Exercise prompt: Return the complete listing that follows, with each line reproduced exactly.

Raw data:
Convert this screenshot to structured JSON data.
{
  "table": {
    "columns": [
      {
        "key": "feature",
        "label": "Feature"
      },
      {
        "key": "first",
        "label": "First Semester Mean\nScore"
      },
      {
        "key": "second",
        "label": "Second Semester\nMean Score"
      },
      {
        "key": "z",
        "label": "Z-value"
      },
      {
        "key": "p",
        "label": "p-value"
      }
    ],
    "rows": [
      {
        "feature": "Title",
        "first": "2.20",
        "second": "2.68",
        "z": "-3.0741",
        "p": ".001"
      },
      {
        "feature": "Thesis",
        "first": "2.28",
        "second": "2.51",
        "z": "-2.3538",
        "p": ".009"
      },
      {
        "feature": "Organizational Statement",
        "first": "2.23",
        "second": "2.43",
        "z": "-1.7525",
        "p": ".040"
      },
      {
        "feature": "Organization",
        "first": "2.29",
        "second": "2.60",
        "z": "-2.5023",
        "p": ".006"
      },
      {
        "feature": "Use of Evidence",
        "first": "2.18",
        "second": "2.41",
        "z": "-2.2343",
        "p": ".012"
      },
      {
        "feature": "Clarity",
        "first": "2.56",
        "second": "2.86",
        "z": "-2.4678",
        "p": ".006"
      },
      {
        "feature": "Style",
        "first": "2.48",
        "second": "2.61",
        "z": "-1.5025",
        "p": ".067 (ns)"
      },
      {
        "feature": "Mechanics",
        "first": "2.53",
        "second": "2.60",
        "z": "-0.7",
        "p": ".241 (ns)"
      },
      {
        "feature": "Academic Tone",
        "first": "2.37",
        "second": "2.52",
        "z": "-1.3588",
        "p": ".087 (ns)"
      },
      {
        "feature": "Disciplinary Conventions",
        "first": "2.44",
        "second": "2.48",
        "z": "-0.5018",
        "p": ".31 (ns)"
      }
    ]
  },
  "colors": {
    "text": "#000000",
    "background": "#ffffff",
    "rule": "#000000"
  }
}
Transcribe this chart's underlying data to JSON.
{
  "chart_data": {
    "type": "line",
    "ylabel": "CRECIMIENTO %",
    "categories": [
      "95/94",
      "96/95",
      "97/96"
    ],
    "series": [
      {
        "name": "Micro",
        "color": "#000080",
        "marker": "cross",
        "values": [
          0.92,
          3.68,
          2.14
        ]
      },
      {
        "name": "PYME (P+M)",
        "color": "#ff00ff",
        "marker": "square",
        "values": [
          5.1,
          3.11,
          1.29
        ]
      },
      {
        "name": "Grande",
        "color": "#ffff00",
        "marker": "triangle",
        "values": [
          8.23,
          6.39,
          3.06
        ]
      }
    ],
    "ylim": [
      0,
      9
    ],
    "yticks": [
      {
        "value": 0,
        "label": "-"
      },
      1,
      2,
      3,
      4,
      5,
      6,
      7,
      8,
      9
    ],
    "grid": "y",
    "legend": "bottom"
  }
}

Task response:
Convert this screenshot to structured JSON data.
{
  "table": {
    "columns": [
      {
        "key": "feature",
        "label": "Feature"
      },
      {
        "key": "first",
        "label": "First Semester Mean\nScore"
      },
      {
        "key": "second",
        "label": "Second Semester\nMean Score"
      },
      {
        "key": "z",
        "label": "Z-value"
      },
      {
        "key": "p",
        "label": "p-value"
      }
    ],
    "rows": [
      {
        "feature": "Title",
        "first": "2.20",
        "second": "2.68",
        "z": "-3.0741",
        "p": ".001"
      },
      {
        "feature": "Thesis",
        "first": "2.28",
        "second": "2.51",
        "z": "-2.3538",
        "p": ".009"
      },
      {
        "feature": "Organizational Statement",
        "first": "2.23",
        "second": "2.43",
        "z": "-1.7525",
        "p": ".040"
      },
      {
        "feature": "Organization",
        "first": "2.29",
        "second": "2.60",
        "z": "-2.5023",
        "p": ".006"
      },
      {
        "feature": "Use of Evidence",
        "first": "2.18",
        "second": "2.41",
        "z": "-2.2343",
        "p": ".012"
      },
      {
        "feature": "Clarity",
        "first": "2.56",
        "second": "2.86",
        "z": "-2.4678",
        "p": ".006"
      },
      {
        "feature": "Style",
        "first": "2.48",
        "second": "2.61",
        "z": "-1.5025",
        "p": ".067 (ns)"
      },
      {
        "feature": "Mechanics",
        "first": "2.53",
        "second": "2.60",
        "z": "-0.7",
        "p": ".241 (ns)"
      },
      {
        "feature": "Academic Tone",
        "first": "2.37",
        "second": "2.52",
        "z": "-1.3588",
        "p": ".087 (ns)"
      },
      {
        "feature": "Disciplinary Conventions",
        "first": "2.44",
        "second": "2.48",
        "z": "-0.5018",
        "p": ".31 (ns)"
      }
    ]
  },
  "colors": {
    "text": "#000000",
    "background": "#ffffff",
    "rule": "#000000"
  }
}
Transcribe this chart's underlying data to JSON.
{
  "chart_data": {
    "type": "line",
    "ylabel": "CRECIMIENTO %",
    "categories": [
      "95/94",
      "96/95",
      "97/96"
    ],
    "series": [
      {
        "name": "Micro",
        "color": "#000080",
        "marker": "cross",
        "values": [
          0.92,
          3.68,
          2.14
        ]
      },
      {
        "name": "PYME (P+M)",
        "color": "#ff00ff",
        "marker": "square",
        "values": [
          5.1,
          3.11,
          1.29
        ]
      },
      {
        "name": "Grande",
        "color": "#ffff00",
        "marker": "triangle",
        "values": [
          8.23,
          6.39,
          3.06
        ]
      }
    ],
    "ylim": [
      0,
      9
    ],
    "yticks": [
      {
        "value": 0,
        "label": "-"
      },
      1,
      2,
      3,
      4,
      5,
      6,
      7,
      8,
      9
    ],
    "grid": "y",
    "legend": "bottom"
  }
}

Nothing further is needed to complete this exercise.